■ SHORT EXERCISE ■
Copy every line of the data exactly, leaving nothing out.

■ DATA FOR PROCESSING ■
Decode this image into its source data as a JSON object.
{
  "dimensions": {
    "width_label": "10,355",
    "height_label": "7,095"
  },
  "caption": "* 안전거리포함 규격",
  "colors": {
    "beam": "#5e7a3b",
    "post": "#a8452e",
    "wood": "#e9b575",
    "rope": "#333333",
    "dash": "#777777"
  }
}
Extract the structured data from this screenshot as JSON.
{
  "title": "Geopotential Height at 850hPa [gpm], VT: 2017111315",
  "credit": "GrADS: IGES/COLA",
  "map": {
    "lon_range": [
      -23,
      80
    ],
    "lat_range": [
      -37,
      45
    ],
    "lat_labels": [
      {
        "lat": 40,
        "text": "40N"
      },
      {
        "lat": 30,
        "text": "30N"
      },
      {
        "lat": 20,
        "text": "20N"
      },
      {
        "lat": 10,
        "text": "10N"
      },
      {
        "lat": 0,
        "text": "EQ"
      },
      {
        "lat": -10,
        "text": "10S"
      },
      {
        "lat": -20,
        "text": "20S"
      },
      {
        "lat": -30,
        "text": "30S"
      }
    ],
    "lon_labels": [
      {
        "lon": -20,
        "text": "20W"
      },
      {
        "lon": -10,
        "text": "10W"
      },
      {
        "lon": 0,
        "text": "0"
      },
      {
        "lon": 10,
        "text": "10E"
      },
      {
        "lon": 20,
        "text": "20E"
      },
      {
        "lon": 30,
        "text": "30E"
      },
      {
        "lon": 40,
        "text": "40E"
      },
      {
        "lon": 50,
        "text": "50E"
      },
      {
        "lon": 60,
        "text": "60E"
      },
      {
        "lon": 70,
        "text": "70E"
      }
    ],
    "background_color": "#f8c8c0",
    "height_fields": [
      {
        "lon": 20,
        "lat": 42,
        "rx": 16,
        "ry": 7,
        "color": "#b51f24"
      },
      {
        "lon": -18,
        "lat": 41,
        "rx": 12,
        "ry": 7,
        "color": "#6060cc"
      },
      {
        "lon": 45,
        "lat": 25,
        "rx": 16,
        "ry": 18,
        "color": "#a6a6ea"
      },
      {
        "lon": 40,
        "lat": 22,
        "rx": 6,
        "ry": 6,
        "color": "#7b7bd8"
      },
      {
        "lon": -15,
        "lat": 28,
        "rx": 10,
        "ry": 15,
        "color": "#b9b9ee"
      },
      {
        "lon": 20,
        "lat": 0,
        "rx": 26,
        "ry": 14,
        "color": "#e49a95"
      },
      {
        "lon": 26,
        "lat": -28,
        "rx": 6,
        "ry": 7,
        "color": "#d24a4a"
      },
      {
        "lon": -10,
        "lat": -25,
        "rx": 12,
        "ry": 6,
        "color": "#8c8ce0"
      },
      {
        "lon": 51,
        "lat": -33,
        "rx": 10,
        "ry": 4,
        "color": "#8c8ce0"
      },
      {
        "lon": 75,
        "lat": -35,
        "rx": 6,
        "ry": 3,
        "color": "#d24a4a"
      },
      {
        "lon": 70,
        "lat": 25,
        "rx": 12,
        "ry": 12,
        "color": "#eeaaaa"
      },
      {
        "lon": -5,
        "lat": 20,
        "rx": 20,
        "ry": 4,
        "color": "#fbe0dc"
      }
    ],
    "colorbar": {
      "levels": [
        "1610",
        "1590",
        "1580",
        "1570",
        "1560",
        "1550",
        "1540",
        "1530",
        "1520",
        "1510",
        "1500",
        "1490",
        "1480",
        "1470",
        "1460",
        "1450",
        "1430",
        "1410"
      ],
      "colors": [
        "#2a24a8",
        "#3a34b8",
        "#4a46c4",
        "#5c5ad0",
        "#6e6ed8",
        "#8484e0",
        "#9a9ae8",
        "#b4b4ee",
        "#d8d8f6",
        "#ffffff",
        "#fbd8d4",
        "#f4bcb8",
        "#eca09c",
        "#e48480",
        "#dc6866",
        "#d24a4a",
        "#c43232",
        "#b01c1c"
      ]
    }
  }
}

■ TASK ANSWER ■
Decode this image into its source data as a JSON object.
{
  "dimensions": {
    "width_label": "10,355",
    "height_label": "7,095"
  },
  "caption": "* 안전거리포함 규격",
  "colors": {
    "beam": "#5e7a3b",
    "post": "#a8452e",
    "wood": "#e9b575",
    "rope": "#333333",
    "dash": "#777777"
  }
}
Extract the structured data from this screenshot as JSON.
{
  "title": "Geopotential Height at 850hPa [gpm], VT: 2017111315",
  "credit": "GrADS: IGES/COLA",
  "map": {
    "lon_range": [
      -23,
      80
    ],
    "lat_range": [
      -37,
      45
    ],
    "lat_labels": [
      {
        "lat": 40,
        "text": "40N"
      },
      {
        "lat": 30,
        "text": "30N"
      },
      {
        "lat": 20,
        "text": "20N"
      },
      {
        "lat": 10,
        "text": "10N"
      },
      {
        "lat": 0,
        "text": "EQ"
      },
      {
        "lat": -10,
        "text": "10S"
      },
      {
        "lat": -20,
        "text": "20S"
      },
      {
        "lat": -30,
        "text": "30S"
      }
    ],
    "lon_labels": [
      {
        "lon": -20,
        "text": "20W"
      },
      {
        "lon": -10,
        "text": "10W"
      },
      {
        "lon": 0,
        "text": "0"
      },
      {
        "lon": 10,
        "text": "10E"
      },
      {
        "lon": 20,
        "text": "20E"
      },
      {
        "lon": 30,
        "text": "30E"
      },
      {
        "lon": 40,
        "text": "40E"
      },
      {
        "lon": 50,
        "text": "50E"
      },
      {
        "lon": 60,
        "text": "60E"
      },
      {
        "lon": 70,
        "text": "70E"
      }
    ],
    "background_color": "#f8c8c0",
    "height_fields": [
      {
        "lon": 20,
        "lat": 42,
        "rx": 16,
        "ry": 7,
        "color": "#b51f24"
      },
      {
        "lon": -18,
        "lat": 41,
        "rx": 12,
        "ry": 7,
        "color": "#6060cc"
      },
      {
        "lon": 45,
        "lat": 25,
        "rx": 16,
        "ry": 18,
        "color": "#a6a6ea"
      },
      {
        "lon": 40,
        "lat": 22,
        "rx": 6,
        "ry": 6,
        "color": "#7b7bd8"
      },
      {
        "lon": -15,
        "lat": 28,
        "rx": 10,
        "ry": 15,
        "color": "#b9b9ee"
      },
      {
        "lon": 20,
        "lat": 0,
        "rx": 26,
        "ry": 14,
        "color": "#e49a95"
      },
      {
        "lon": 26,
        "lat": -28,
        "rx": 6,
        "ry": 7,
        "color": "#d24a4a"
      },
      {
        "lon": -10,
        "lat": -25,
        "rx": 12,
        "ry": 6,
        "color": "#8c8ce0"
      },
      {
        "lon": 51,
        "lat": -33,
        "rx": 10,
        "ry": 4,
        "color": "#8c8ce0"
      },
      {
        "lon": 75,
        "lat": -35,
        "rx": 6,
        "ry": 3,
        "color": "#d24a4a"
      },
      {
        "lon": 70,
        "lat": 25,
        "rx": 12,
        "ry": 12,
        "color": "#eeaaaa"
      },
      {
        "lon": -5,
        "lat": 20,
        "rx": 20,
        "ry": 4,
        "color": "#fbe0dc"
      }
    ],
    "colorbar": {
      "levels": [
        "1610",
        "1590",
        "1580",
        "1570",
        "1560",
        "1550",
        "1540",
        "1530",
        "1520",
        "1510",
        "1500",
        "1490",
        "1480",
        "1470",
        "1460",
        "1450",
        "1430",
        "1410"
      ],
      "colors": [
        "#2a24a8",
        "#3a34b8",
        "#4a46c4",
        "#5c5ad0",
        "#6e6ed8",
        "#8484e0",
        "#9a9ae8",
        "#b4b4ee",
        "#d8d8f6",
        "#ffffff",
        "#fbd8d4",
        "#f4bcb8",
        "#eca09c",
        "#e48480",
        "#dc6866",
        "#d24a4a",
        "#c43232",
        "#b01c1c"
      ]
    }
  }
}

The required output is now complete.